▶ EXERCISE BRIEF
In your copy, leave out the pictures; write out all the data exactly.
::::::::
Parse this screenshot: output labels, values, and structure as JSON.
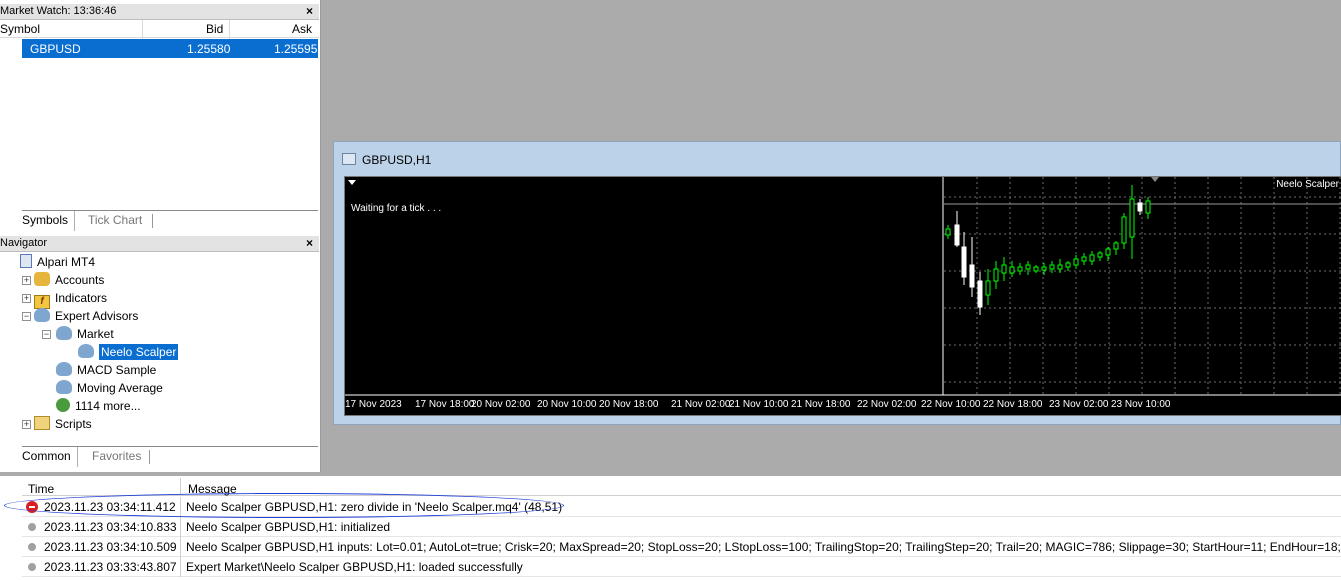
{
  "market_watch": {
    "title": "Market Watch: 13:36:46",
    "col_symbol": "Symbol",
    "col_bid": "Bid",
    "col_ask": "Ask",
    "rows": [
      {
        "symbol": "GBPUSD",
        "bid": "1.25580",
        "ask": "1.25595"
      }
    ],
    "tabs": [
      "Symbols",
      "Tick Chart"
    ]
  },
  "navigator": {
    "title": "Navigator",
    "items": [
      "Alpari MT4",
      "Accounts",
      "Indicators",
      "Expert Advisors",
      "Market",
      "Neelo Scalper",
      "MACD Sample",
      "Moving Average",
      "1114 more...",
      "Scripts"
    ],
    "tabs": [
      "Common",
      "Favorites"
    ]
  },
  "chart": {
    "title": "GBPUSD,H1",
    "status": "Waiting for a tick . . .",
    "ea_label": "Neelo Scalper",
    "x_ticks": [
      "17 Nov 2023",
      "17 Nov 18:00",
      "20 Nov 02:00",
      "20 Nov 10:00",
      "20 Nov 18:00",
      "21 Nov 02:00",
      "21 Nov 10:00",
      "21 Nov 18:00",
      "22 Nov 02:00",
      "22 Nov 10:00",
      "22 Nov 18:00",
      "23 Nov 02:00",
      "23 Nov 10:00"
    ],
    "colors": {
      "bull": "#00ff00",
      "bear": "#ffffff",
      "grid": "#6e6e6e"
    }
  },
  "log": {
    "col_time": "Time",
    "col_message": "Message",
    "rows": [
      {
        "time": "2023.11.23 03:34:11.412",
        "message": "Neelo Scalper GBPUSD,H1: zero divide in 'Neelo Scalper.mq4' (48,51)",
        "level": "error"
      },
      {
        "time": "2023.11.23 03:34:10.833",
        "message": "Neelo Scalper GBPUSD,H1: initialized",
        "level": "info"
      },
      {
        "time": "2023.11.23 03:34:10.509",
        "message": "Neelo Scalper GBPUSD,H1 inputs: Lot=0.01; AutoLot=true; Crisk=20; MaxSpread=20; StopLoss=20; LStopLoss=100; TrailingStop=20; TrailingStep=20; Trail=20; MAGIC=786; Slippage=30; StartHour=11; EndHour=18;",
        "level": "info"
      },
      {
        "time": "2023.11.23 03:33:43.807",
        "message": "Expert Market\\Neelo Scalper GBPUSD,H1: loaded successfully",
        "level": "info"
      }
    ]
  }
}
::::::::
▶ PROBLEM SOLUTION
Parse this screenshot: output labels, values, and structure as JSON.
{
  "market_watch": {
    "title": "Market Watch: 13:36:46",
    "col_symbol": "Symbol",
    "col_bid": "Bid",
    "col_ask": "Ask",
    "rows": [
      {
        "symbol": "GBPUSD",
        "bid": "1.25580",
        "ask": "1.25595"
      }
    ],
    "tabs": [
      "Symbols",
      "Tick Chart"
    ]
  },
  "navigator": {
    "title": "Navigator",
    "items": [
      "Alpari MT4",
      "Accounts",
      "Indicators",
      "Expert Advisors",
      "Market",
      "Neelo Scalper",
      "MACD Sample",
      "Moving Average",
      "1114 more...",
      "Scripts"
    ],
    "tabs": [
      "Common",
      "Favorites"
    ]
  },
  "chart": {
    "title": "GBPUSD,H1",
    "status": "Waiting for a tick . . .",
    "ea_label": "Neelo Scalper",
    "x_ticks": [
      "17 Nov 2023",
      "17 Nov 18:00",
      "20 Nov 02:00",
      "20 Nov 10:00",
      "20 Nov 18:00",
      "21 Nov 02:00",
      "21 Nov 10:00",
      "21 Nov 18:00",
      "22 Nov 02:00",
      "22 Nov 10:00",
      "22 Nov 18:00",
      "23 Nov 02:00",
      "23 Nov 10:00"
    ],
    "colors": {
      "bull": "#00ff00",
      "bear": "#ffffff",
      "grid": "#6e6e6e"
    }
  },
  "log": {
    "col_time": "Time",
    "col_message": "Message",
    "rows": [
      {
        "time": "2023.11.23 03:34:11.412",
        "message": "Neelo Scalper GBPUSD,H1: zero divide in 'Neelo Scalper.mq4' (48,51)",
        "level": "error"
      },
      {
        "time": "2023.11.23 03:34:10.833",
        "message": "Neelo Scalper GBPUSD,H1: initialized",
        "level": "info"
      },
      {
        "time": "2023.11.23 03:34:10.509",
        "message": "Neelo Scalper GBPUSD,H1 inputs: Lot=0.01; AutoLot=true; Crisk=20; MaxSpread=20; StopLoss=20; LStopLoss=100; TrailingStop=20; TrailingStep=20; Trail=20; MAGIC=786; Slippage=30; StartHour=11; EndHour=18;",
        "level": "info"
      },
      {
        "time": "2023.11.23 03:33:43.807",
        "message": "Expert Market\\Neelo Scalper GBPUSD,H1: loaded successfully",
        "level": "info"
      }
    ]
  }
}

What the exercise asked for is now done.